Exercise: Reproduce every entry below precisely. Pictures are excluded from the copy.

Data to process:
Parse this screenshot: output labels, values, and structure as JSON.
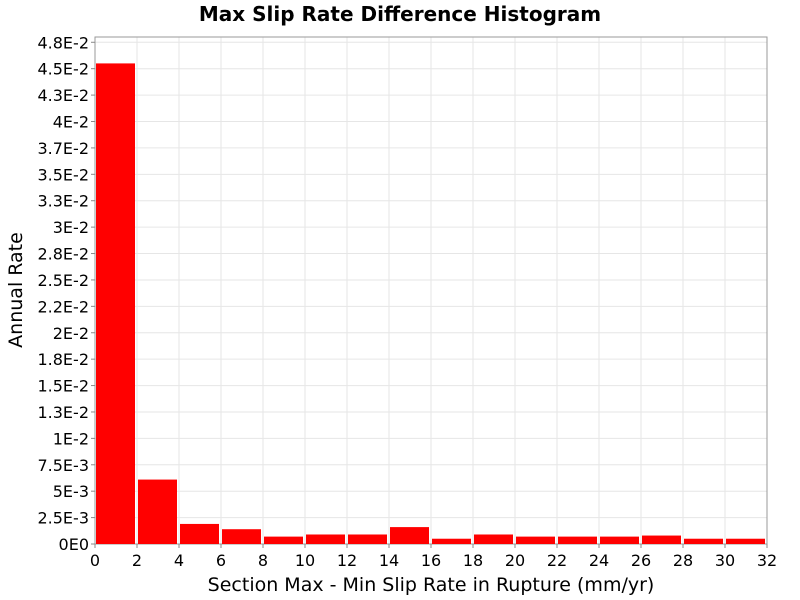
{
  "chart_data": {
    "type": "bar",
    "title": "Max Slip Rate Difference Histogram",
    "xlabel": "Section Max - Min Slip Rate in Rupture (mm/yr)",
    "ylabel": "Annual Rate",
    "xlim": [
      0,
      32
    ],
    "ylim": [
      0,
      0.048
    ],
    "grid": true,
    "legend": "none",
    "bar_color": "#ff0000",
    "x_ticks": [
      {
        "value": 0,
        "label": "0"
      },
      {
        "value": 2,
        "label": "2"
      },
      {
        "value": 4,
        "label": "4"
      },
      {
        "value": 6,
        "label": "6"
      },
      {
        "value": 8,
        "label": "8"
      },
      {
        "value": 10,
        "label": "10"
      },
      {
        "value": 12,
        "label": "12"
      },
      {
        "value": 14,
        "label": "14"
      },
      {
        "value": 16,
        "label": "16"
      },
      {
        "value": 18,
        "label": "18"
      },
      {
        "value": 20,
        "label": "20"
      },
      {
        "value": 22,
        "label": "22"
      },
      {
        "value": 24,
        "label": "24"
      },
      {
        "value": 26,
        "label": "26"
      },
      {
        "value": 28,
        "label": "28"
      },
      {
        "value": 30,
        "label": "30"
      },
      {
        "value": 32,
        "label": "32"
      }
    ],
    "y_ticks": [
      {
        "value": 0,
        "label": "0E0"
      },
      {
        "value": 0.0025,
        "label": "2.5E-3"
      },
      {
        "value": 0.005,
        "label": "5E-3"
      },
      {
        "value": 0.0075,
        "label": "7.5E-3"
      },
      {
        "value": 0.01,
        "label": "1E-2"
      },
      {
        "value": 0.0125,
        "label": "1.3E-2"
      },
      {
        "value": 0.015,
        "label": "1.5E-2"
      },
      {
        "value": 0.0175,
        "label": "1.8E-2"
      },
      {
        "value": 0.02,
        "label": "2E-2"
      },
      {
        "value": 0.0225,
        "label": "2.2E-2"
      },
      {
        "value": 0.025,
        "label": "2.5E-2"
      },
      {
        "value": 0.0275,
        "label": "2.8E-2"
      },
      {
        "value": 0.03,
        "label": "3E-2"
      },
      {
        "value": 0.0325,
        "label": "3.3E-2"
      },
      {
        "value": 0.035,
        "label": "3.5E-2"
      },
      {
        "value": 0.0375,
        "label": "3.7E-2"
      },
      {
        "value": 0.04,
        "label": "4E-2"
      },
      {
        "value": 0.0425,
        "label": "4.3E-2"
      },
      {
        "value": 0.045,
        "label": "4.5E-2"
      },
      {
        "value": 0.0475,
        "label": "4.8E-2"
      }
    ],
    "bins": [
      {
        "x0": 0,
        "x1": 2,
        "value": 0.0455
      },
      {
        "x0": 2,
        "x1": 4,
        "value": 0.0061
      },
      {
        "x0": 4,
        "x1": 6,
        "value": 0.0019
      },
      {
        "x0": 6,
        "x1": 8,
        "value": 0.0014
      },
      {
        "x0": 8,
        "x1": 10,
        "value": 0.0007
      },
      {
        "x0": 10,
        "x1": 12,
        "value": 0.0009
      },
      {
        "x0": 12,
        "x1": 14,
        "value": 0.0009
      },
      {
        "x0": 14,
        "x1": 16,
        "value": 0.0016
      },
      {
        "x0": 16,
        "x1": 18,
        "value": 0.0005
      },
      {
        "x0": 18,
        "x1": 20,
        "value": 0.0009
      },
      {
        "x0": 20,
        "x1": 22,
        "value": 0.0007
      },
      {
        "x0": 22,
        "x1": 24,
        "value": 0.0007
      },
      {
        "x0": 24,
        "x1": 26,
        "value": 0.0007
      },
      {
        "x0": 26,
        "x1": 28,
        "value": 0.0008
      },
      {
        "x0": 28,
        "x1": 30,
        "value": 0.0005
      },
      {
        "x0": 30,
        "x1": 32,
        "value": 0.0005
      }
    ]
  }
}
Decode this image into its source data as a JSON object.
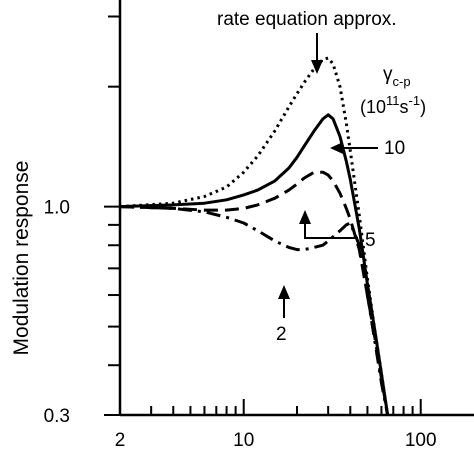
{
  "chart_data": {
    "type": "line",
    "title": "",
    "xlabel": "",
    "ylabel": "Modulation response",
    "x_scale": "log",
    "y_scale": "log",
    "xlim": [
      2,
      200
    ],
    "ylim": [
      0.3,
      3.3
    ],
    "x_tick_labels": [
      "2",
      "10",
      "100"
    ],
    "x_ticks": [
      2,
      10,
      100
    ],
    "y_tick_labels": [
      "1.0",
      "0.3"
    ],
    "y_ticks": [
      1.0,
      0.3
    ],
    "grid": false,
    "legend": "none",
    "series": [
      {
        "name": "rate equation approx.",
        "style": "dotted",
        "x": [
          2,
          4,
          6,
          8,
          10,
          12,
          15,
          18,
          20,
          22,
          25,
          28,
          30,
          32,
          35,
          38,
          40,
          45,
          50,
          55,
          60,
          65
        ],
        "y": [
          1.0,
          1.02,
          1.06,
          1.12,
          1.22,
          1.34,
          1.55,
          1.78,
          1.92,
          2.05,
          2.22,
          2.34,
          2.36,
          2.28,
          2.0,
          1.62,
          1.38,
          0.95,
          0.66,
          0.49,
          0.38,
          0.3
        ]
      },
      {
        "name": "10",
        "style": "solid",
        "x": [
          2,
          4,
          6,
          8,
          10,
          12,
          15,
          18,
          20,
          22,
          25,
          28,
          30,
          32,
          35,
          38,
          40,
          45,
          50,
          55,
          60,
          65
        ],
        "y": [
          1.0,
          1.01,
          1.02,
          1.04,
          1.07,
          1.1,
          1.16,
          1.25,
          1.33,
          1.42,
          1.55,
          1.66,
          1.7,
          1.66,
          1.5,
          1.3,
          1.17,
          0.88,
          0.64,
          0.49,
          0.38,
          0.3
        ]
      },
      {
        "name": "5",
        "style": "dashed",
        "x": [
          2,
          4,
          6,
          8,
          10,
          12,
          15,
          18,
          20,
          22,
          25,
          28,
          30,
          32,
          35,
          38,
          40,
          45,
          50,
          55,
          60,
          65
        ],
        "y": [
          1.0,
          0.99,
          0.98,
          0.98,
          0.99,
          1.01,
          1.05,
          1.1,
          1.14,
          1.18,
          1.22,
          1.22,
          1.2,
          1.16,
          1.08,
          0.99,
          0.93,
          0.78,
          0.6,
          0.47,
          0.37,
          0.3
        ]
      },
      {
        "name": "2",
        "style": "dash-dot",
        "x": [
          2,
          4,
          6,
          8,
          10,
          12,
          15,
          18,
          20,
          22,
          25,
          28,
          30,
          32,
          35,
          38,
          40,
          45,
          50,
          55,
          60,
          65
        ],
        "y": [
          1.0,
          0.99,
          0.97,
          0.94,
          0.91,
          0.87,
          0.82,
          0.79,
          0.78,
          0.78,
          0.79,
          0.8,
          0.82,
          0.84,
          0.87,
          0.9,
          0.91,
          0.8,
          0.6,
          0.46,
          0.36,
          0.3
        ]
      }
    ],
    "annotations": {
      "rate_label": "rate equation approx.",
      "gamma_symbol": "γ",
      "gamma_subscript": "c-p",
      "units_open": "(10",
      "units_exp": "11",
      "units_s": "s",
      "units_neg": "-1",
      "units_close": ")",
      "label_10": "10",
      "label_5": "5",
      "label_2": "2"
    }
  }
}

Final answer:
Parse this screenshot: output labels, values, and structure as JSON.
{
  "chart_data": {
    "type": "bar",
    "title": "Max Slip Rate Difference Histogram",
    "xlabel": "Section Max - Min Slip Rate in Rupture (mm/yr)",
    "ylabel": "Annual Rate",
    "xlim": [
      0,
      32
    ],
    "ylim": [
      0,
      0.048
    ],
    "grid": true,
    "legend": "none",
    "bar_color": "#ff0000",
    "x_ticks": [
      {
        "value": 0,
        "label": "0"
      },
      {
        "value": 2,
        "label": "2"
      },
      {
        "value": 4,
        "label": "4"
      },
      {
        "value": 6,
        "label": "6"
      },
      {
        "value": 8,
        "label": "8"
      },
      {
        "value": 10,
        "label": "10"
      },
      {
        "value": 12,
        "label": "12"
      },
      {
        "value": 14,
        "label": "14"
      },
      {
        "value": 16,
        "label": "16"
      },
      {
        "value": 18,
        "label": "18"
      },
      {
        "value": 20,
        "label": "20"
      },
      {
        "value": 22,
        "label": "22"
      },
      {
        "value": 24,
        "label": "24"
      },
      {
        "value": 26,
        "label": "26"
      },
      {
        "value": 28,
        "label": "28"
      },
      {
        "value": 30,
        "label": "30"
      },
      {
        "value": 32,
        "label": "32"
      }
    ],
    "y_ticks": [
      {
        "value": 0,
        "label": "0E0"
      },
      {
        "value": 0.0025,
        "label": "2.5E-3"
      },
      {
        "value": 0.005,
        "label": "5E-3"
      },
      {
        "value": 0.0075,
        "label": "7.5E-3"
      },
      {
        "value": 0.01,
        "label": "1E-2"
      },
      {
        "value": 0.0125,
        "label": "1.3E-2"
      },
      {
        "value": 0.015,
        "label": "1.5E-2"
      },
      {
        "value": 0.0175,
        "label": "1.8E-2"
      },
      {
        "value": 0.02,
        "label": "2E-2"
      },
      {
        "value": 0.0225,
        "label": "2.2E-2"
      },
      {
        "value": 0.025,
        "label": "2.5E-2"
      },
      {
        "value": 0.0275,
        "label": "2.8E-2"
      },
      {
        "value": 0.03,
        "label": "3E-2"
      },
      {
        "value": 0.0325,
        "label": "3.3E-2"
      },
      {
        "value": 0.035,
        "label": "3.5E-2"
      },
      {
        "value": 0.0375,
        "label": "3.7E-2"
      },
      {
        "value": 0.04,
        "label": "4E-2"
      },
      {
        "value": 0.0425,
        "label": "4.3E-2"
      },
      {
        "value": 0.045,
        "label": "4.5E-2"
      },
      {
        "value": 0.0475,
        "label": "4.8E-2"
      }
    ],
    "bins": [
      {
        "x0": 0,
        "x1": 2,
        "value": 0.0455
      },
      {
        "x0": 2,
        "x1": 4,
        "value": 0.0061
      },
      {
        "x0": 4,
        "x1": 6,
        "value": 0.0019
      },
      {
        "x0": 6,
        "x1": 8,
        "value": 0.0014
      },
      {
        "x0": 8,
        "x1": 10,
        "value": 0.0007
      },
      {
        "x0": 10,
        "x1": 12,
        "value": 0.0009
      },
      {
        "x0": 12,
        "x1": 14,
        "value": 0.0009
      },
      {
        "x0": 14,
        "x1": 16,
        "value": 0.0016
      },
      {
        "x0": 16,
        "x1": 18,
        "value": 0.0005
      },
      {
        "x0": 18,
        "x1": 20,
        "value": 0.0009
      },
      {
        "x0": 20,
        "x1": 22,
        "value": 0.0007
      },
      {
        "x0": 22,
        "x1": 24,
        "value": 0.0007
      },
      {
        "x0": 24,
        "x1": 26,
        "value": 0.0007
      },
      {
        "x0": 26,
        "x1": 28,
        "value": 0.0008
      },
      {
        "x0": 28,
        "x1": 30,
        "value": 0.0005
      },
      {
        "x0": 30,
        "x1": 32,
        "value": 0.0005
      }
    ]
  }
}
Decode this image into its source data as a JSON object.
{
  "chart_data": {
    "type": "line",
    "title": "",
    "xlabel": "",
    "ylabel": "Modulation response",
    "x_scale": "log",
    "y_scale": "log",
    "xlim": [
      2,
      200
    ],
    "ylim": [
      0.3,
      3.3
    ],
    "x_tick_labels": [
      "2",
      "10",
      "100"
    ],
    "x_ticks": [
      2,
      10,
      100
    ],
    "y_tick_labels": [
      "1.0",
      "0.3"
    ],
    "y_ticks": [
      1.0,
      0.3
    ],
    "grid": false,
    "legend": "none",
    "series": [
      {
        "name": "rate equation approx.",
        "style": "dotted",
        "x": [
          2,
          4,
          6,
          8,
          10,
          12,
          15,
          18,
          20,
          22,
          25,
          28,
          30,
          32,
          35,
          38,
          40,
          45,
          50,
          55,
          60,
          65
        ],
        "y": [
          1.0,
          1.02,
          1.06,
          1.12,
          1.22,
          1.34,
          1.55,
          1.78,
          1.92,
          2.05,
          2.22,
          2.34,
          2.36,
          2.28,
          2.0,
          1.62,
          1.38,
          0.95,
          0.66,
          0.49,
          0.38,
          0.3
        ]
      },
      {
        "name": "10",
        "style": "solid",
        "x": [
          2,
          4,
          6,
          8,
          10,
          12,
          15,
          18,
          20,
          22,
          25,
          28,
          30,
          32,
          35,
          38,
          40,
          45,
          50,
          55,
          60,
          65
        ],
        "y": [
          1.0,
          1.01,
          1.02,
          1.04,
          1.07,
          1.1,
          1.16,
          1.25,
          1.33,
          1.42,
          1.55,
          1.66,
          1.7,
          1.66,
          1.5,
          1.3,
          1.17,
          0.88,
          0.64,
          0.49,
          0.38,
          0.3
        ]
      },
      {
        "name": "5",
        "style": "dashed",
        "x": [
          2,
          4,
          6,
          8,
          10,
          12,
          15,
          18,
          20,
          22,
          25,
          28,
          30,
          32,
          35,
          38,
          40,
          45,
          50,
          55,
          60,
          65
        ],
        "y": [
          1.0,
          0.99,
          0.98,
          0.98,
          0.99,
          1.01,
          1.05,
          1.1,
          1.14,
          1.18,
          1.22,
          1.22,
          1.2,
          1.16,
          1.08,
          0.99,
          0.93,
          0.78,
          0.6,
          0.47,
          0.37,
          0.3
        ]
      },
      {
        "name": "2",
        "style": "dash-dot",
        "x": [
          2,
          4,
          6,
          8,
          10,
          12,
          15,
          18,
          20,
          22,
          25,
          28,
          30,
          32,
          35,
          38,
          40,
          45,
          50,
          55,
          60,
          65
        ],
        "y": [
          1.0,
          0.99,
          0.97,
          0.94,
          0.91,
          0.87,
          0.82,
          0.79,
          0.78,
          0.78,
          0.79,
          0.8,
          0.82,
          0.84,
          0.87,
          0.9,
          0.91,
          0.8,
          0.6,
          0.46,
          0.36,
          0.3
        ]
      }
    ],
    "annotations": {
      "rate_label": "rate equation approx.",
      "gamma_symbol": "γ",
      "gamma_subscript": "c-p",
      "units_open": "(10",
      "units_exp": "11",
      "units_s": "s",
      "units_neg": "-1",
      "units_close": ")",
      "label_10": "10",
      "label_5": "5",
      "label_2": "2"
    }
  }
}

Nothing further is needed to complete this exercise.